__Exercise task__:
Copy the entries from the start through the line containing "heading-subtitle: Chassis Ground", replacing "keychain" with "remote" and changing nothing else.

※ ※ ※

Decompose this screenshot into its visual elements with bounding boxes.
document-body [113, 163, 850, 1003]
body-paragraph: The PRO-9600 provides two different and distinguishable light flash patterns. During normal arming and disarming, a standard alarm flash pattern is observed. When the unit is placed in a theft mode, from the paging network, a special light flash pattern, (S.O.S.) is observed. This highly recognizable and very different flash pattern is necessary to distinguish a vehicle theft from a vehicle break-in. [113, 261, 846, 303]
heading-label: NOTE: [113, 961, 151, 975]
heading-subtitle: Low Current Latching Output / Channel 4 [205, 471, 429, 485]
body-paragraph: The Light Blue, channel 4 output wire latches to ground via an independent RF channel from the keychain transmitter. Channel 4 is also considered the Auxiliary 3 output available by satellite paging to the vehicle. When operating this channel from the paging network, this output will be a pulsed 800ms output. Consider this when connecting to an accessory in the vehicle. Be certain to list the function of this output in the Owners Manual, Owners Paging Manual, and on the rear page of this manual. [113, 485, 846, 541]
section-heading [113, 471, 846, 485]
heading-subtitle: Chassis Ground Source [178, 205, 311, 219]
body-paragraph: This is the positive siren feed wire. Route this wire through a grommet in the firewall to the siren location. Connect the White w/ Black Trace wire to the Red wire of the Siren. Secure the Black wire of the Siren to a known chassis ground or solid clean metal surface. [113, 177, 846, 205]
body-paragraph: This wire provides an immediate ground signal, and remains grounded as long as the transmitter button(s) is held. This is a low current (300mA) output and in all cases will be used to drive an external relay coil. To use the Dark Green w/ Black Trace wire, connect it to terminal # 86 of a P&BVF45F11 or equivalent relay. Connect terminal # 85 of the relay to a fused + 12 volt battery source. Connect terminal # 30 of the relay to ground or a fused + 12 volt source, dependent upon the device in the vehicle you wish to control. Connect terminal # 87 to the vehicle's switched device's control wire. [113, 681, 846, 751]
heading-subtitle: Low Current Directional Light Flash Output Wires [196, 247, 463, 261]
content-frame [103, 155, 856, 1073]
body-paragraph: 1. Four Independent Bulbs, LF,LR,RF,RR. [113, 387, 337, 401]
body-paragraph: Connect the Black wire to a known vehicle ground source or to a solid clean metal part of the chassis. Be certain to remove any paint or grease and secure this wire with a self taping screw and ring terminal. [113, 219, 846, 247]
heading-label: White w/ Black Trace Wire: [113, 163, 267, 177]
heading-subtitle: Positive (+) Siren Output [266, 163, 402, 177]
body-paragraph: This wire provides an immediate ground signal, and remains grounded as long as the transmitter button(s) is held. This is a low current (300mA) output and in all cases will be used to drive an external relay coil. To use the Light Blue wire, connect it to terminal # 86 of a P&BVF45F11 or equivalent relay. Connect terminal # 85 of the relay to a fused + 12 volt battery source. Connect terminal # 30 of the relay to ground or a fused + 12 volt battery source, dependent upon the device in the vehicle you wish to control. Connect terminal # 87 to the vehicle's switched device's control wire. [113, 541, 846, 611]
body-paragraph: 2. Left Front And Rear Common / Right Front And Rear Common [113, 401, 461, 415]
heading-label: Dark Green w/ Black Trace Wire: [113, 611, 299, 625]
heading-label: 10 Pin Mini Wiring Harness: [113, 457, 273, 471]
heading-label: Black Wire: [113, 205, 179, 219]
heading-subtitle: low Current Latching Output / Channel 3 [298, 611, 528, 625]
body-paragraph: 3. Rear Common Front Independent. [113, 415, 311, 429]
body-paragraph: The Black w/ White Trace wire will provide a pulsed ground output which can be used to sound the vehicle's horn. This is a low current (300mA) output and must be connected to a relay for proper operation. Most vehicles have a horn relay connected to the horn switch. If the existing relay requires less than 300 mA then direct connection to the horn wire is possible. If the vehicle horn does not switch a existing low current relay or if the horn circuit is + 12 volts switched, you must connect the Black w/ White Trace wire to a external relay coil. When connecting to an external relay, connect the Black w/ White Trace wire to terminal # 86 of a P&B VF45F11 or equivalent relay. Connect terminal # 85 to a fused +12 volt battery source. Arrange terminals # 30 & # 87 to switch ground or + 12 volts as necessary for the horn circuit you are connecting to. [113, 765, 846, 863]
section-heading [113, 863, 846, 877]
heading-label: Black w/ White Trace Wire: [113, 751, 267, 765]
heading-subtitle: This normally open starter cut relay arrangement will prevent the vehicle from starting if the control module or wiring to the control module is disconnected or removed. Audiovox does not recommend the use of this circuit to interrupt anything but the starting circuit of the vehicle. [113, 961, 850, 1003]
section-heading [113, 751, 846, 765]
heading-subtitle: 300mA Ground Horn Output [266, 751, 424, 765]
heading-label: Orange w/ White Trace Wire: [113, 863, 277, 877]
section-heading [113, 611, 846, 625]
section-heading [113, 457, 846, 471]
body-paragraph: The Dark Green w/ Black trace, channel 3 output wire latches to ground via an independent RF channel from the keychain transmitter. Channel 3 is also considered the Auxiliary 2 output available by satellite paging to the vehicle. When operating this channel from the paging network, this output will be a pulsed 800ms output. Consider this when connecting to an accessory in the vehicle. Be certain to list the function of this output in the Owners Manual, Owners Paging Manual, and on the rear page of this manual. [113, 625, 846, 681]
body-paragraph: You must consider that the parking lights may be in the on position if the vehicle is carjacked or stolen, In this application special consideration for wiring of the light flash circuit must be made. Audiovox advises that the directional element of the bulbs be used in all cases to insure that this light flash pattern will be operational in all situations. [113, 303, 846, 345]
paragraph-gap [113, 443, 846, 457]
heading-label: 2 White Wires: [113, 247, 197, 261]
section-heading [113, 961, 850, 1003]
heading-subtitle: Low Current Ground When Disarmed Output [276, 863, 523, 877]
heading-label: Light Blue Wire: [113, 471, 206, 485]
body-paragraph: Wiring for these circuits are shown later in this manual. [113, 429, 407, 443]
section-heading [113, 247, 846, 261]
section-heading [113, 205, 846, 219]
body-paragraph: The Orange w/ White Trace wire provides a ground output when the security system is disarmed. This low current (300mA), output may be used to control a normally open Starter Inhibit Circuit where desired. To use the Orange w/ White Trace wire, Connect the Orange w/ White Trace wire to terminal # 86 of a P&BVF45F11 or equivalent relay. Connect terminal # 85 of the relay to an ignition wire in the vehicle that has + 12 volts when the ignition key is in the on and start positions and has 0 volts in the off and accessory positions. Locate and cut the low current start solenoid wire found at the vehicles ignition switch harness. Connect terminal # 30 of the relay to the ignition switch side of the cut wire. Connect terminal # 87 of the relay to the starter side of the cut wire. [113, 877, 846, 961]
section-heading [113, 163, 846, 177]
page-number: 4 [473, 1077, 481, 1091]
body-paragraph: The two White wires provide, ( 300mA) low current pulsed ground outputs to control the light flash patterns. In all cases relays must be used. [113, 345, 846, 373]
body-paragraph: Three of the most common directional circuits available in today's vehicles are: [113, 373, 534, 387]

※ ※ ※

__Exercise result__:
Decompose this screenshot into its visual elements with bounding boxes.
document-body [113, 163, 850, 1003]
body-paragraph: The PRO-9600 provides two different and distinguishable light flash patterns. During normal arming and disarming, a standard alarm flash pattern is observed. When the unit is placed in a theft mode, from the paging network, a special light flash pattern, (S.O.S.) is observed. This highly recognizable and very different flash pattern is necessary to distinguish a vehicle theft from a vehicle break-in. [113, 261, 846, 303]
heading-label: NOTE: [113, 961, 151, 975]
heading-subtitle: Low Current Latching Output / Channel 4 [205, 471, 429, 485]
body-paragraph: The Light Blue, channel 4 output wire latches to ground via an independent RF channel from the remote transmitter. Channel 4 is also considered the Auxiliary 3 output available by satellite paging to the vehicle. When operating this channel from the paging network, this output will be a pulsed 800ms output. Consider this when connecting to an accessory in the vehicle. Be certain to list the function of this output in the Owners Manual, Owners Paging Manual, and on the rear page of this manual. [113, 485, 846, 541]
section-heading [113, 471, 846, 485]
heading-subtitle: Chassis Ground Source [178, 205, 311, 219]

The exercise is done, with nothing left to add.